- Exercise directions -
Of all the lines here, how many include the string "aeronaves"? Answer with the number only.

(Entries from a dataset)
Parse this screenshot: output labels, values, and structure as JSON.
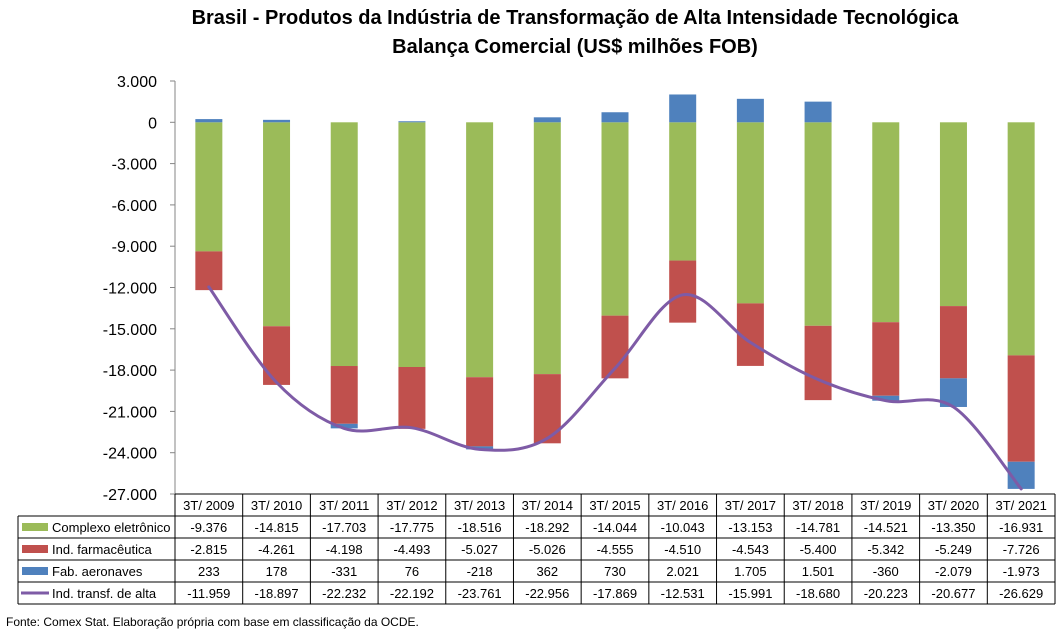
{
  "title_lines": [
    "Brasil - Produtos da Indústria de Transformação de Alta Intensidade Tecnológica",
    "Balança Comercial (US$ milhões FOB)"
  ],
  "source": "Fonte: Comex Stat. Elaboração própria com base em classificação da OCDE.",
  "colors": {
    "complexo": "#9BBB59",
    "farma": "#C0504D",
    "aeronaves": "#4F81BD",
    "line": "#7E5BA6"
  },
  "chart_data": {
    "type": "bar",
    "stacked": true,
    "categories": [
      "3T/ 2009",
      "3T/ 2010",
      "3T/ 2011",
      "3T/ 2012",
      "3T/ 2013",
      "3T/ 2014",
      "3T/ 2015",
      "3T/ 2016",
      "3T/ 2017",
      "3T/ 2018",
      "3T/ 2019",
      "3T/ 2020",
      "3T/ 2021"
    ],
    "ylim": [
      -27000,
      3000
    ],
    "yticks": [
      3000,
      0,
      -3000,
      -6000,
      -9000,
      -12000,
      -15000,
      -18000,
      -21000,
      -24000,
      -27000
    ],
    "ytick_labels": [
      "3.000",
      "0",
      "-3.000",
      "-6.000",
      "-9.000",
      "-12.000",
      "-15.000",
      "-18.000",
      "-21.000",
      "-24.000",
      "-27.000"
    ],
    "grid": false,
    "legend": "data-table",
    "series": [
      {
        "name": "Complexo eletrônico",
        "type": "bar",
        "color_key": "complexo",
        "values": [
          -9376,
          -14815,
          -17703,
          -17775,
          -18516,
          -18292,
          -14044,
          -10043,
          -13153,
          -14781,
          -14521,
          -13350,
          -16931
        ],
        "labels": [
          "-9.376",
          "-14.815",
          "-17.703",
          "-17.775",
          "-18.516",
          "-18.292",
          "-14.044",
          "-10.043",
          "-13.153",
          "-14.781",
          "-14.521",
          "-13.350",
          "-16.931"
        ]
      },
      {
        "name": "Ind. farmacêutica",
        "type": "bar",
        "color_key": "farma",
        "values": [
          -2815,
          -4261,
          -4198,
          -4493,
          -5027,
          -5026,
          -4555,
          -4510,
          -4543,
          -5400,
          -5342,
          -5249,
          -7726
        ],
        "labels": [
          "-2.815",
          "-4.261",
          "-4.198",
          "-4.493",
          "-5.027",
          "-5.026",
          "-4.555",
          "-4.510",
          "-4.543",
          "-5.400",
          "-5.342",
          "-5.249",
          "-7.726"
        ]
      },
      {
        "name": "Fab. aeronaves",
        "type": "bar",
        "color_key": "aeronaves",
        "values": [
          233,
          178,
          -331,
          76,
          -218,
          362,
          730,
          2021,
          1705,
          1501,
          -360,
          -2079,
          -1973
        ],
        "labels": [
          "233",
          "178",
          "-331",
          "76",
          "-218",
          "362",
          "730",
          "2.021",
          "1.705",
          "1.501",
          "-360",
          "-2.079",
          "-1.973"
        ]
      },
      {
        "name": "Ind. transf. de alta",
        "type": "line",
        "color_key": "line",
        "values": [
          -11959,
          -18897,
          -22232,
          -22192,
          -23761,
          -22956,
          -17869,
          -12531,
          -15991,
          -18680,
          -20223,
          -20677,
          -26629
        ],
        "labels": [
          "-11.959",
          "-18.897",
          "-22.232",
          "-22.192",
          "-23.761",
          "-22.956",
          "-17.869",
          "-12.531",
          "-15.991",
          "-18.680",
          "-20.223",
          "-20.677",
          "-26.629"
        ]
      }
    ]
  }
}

* * *

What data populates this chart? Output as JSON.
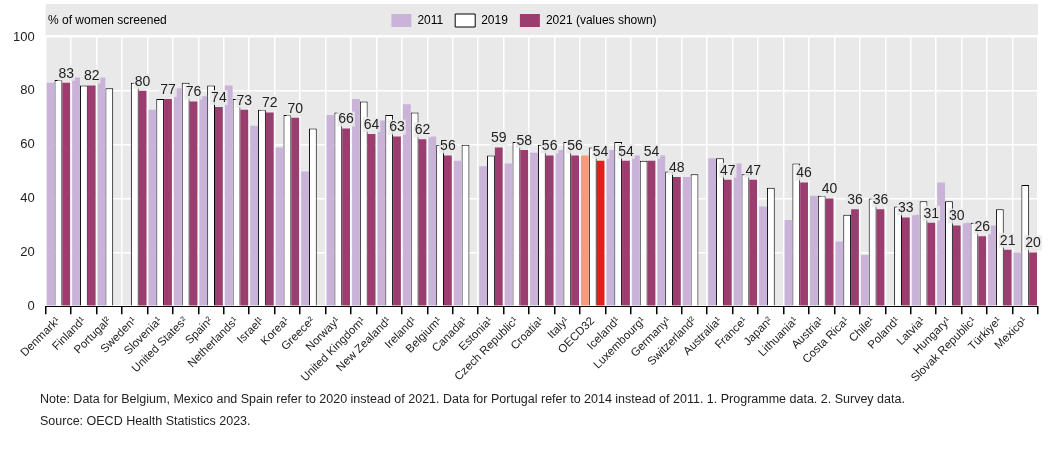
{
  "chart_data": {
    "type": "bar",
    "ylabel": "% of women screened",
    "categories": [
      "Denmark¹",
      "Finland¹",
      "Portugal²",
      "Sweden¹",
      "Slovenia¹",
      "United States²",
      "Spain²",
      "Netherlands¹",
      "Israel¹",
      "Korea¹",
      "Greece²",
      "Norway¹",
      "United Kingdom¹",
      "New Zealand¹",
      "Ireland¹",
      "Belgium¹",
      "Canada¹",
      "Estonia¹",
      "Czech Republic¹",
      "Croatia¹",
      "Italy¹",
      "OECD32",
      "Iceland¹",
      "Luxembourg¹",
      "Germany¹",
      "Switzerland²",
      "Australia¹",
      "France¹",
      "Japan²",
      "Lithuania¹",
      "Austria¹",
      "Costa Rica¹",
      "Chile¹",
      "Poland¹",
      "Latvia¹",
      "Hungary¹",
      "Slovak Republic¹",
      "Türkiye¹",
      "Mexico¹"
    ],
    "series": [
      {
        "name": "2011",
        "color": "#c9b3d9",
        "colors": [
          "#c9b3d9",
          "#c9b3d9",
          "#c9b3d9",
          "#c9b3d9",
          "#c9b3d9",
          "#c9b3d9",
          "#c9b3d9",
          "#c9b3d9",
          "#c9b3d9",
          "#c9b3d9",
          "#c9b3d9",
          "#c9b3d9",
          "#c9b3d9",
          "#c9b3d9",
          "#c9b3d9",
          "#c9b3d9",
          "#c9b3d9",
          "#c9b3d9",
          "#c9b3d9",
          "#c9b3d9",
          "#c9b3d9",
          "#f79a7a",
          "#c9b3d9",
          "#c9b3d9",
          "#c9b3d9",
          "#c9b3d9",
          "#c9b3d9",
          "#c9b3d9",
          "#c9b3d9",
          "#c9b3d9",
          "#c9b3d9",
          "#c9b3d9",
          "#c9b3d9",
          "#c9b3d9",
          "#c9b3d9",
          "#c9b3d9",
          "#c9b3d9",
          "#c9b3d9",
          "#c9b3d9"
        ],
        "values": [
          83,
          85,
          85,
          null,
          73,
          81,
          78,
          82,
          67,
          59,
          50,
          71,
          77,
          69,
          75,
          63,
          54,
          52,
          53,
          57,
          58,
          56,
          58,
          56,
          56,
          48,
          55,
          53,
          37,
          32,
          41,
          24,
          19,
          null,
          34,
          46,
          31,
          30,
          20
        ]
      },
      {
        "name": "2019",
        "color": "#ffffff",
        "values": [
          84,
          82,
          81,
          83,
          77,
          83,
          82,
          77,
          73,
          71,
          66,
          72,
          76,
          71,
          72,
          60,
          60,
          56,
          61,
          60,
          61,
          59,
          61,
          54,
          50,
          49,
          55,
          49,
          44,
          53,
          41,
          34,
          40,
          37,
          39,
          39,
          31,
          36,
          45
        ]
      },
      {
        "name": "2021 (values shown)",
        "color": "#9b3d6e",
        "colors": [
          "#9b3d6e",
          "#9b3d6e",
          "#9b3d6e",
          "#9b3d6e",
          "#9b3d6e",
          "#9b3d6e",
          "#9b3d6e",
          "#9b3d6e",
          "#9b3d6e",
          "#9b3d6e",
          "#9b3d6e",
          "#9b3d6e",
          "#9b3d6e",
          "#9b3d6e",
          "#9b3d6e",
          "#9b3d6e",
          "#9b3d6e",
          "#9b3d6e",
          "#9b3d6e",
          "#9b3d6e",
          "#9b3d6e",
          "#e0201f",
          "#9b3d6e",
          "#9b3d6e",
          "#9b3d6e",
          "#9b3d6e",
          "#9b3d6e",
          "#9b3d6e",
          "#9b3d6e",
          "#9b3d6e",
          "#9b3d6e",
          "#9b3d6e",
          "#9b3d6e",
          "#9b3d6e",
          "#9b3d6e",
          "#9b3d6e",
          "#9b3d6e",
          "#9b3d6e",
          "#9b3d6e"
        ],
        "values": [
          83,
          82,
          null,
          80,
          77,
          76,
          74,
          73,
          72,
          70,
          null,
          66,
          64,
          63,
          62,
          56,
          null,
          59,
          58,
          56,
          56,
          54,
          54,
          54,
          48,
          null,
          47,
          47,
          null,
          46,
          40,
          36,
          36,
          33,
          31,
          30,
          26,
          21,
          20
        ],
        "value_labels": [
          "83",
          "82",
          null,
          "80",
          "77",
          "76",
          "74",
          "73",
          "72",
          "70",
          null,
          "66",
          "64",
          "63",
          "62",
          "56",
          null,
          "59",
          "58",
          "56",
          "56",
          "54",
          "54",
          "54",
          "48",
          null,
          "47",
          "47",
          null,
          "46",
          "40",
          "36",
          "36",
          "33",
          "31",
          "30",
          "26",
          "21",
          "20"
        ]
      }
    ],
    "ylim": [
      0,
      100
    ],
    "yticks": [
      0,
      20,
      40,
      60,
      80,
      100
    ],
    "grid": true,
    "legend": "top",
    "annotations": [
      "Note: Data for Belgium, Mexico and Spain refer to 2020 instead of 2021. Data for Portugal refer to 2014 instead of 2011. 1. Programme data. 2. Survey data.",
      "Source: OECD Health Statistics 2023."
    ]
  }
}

- Written solution -
3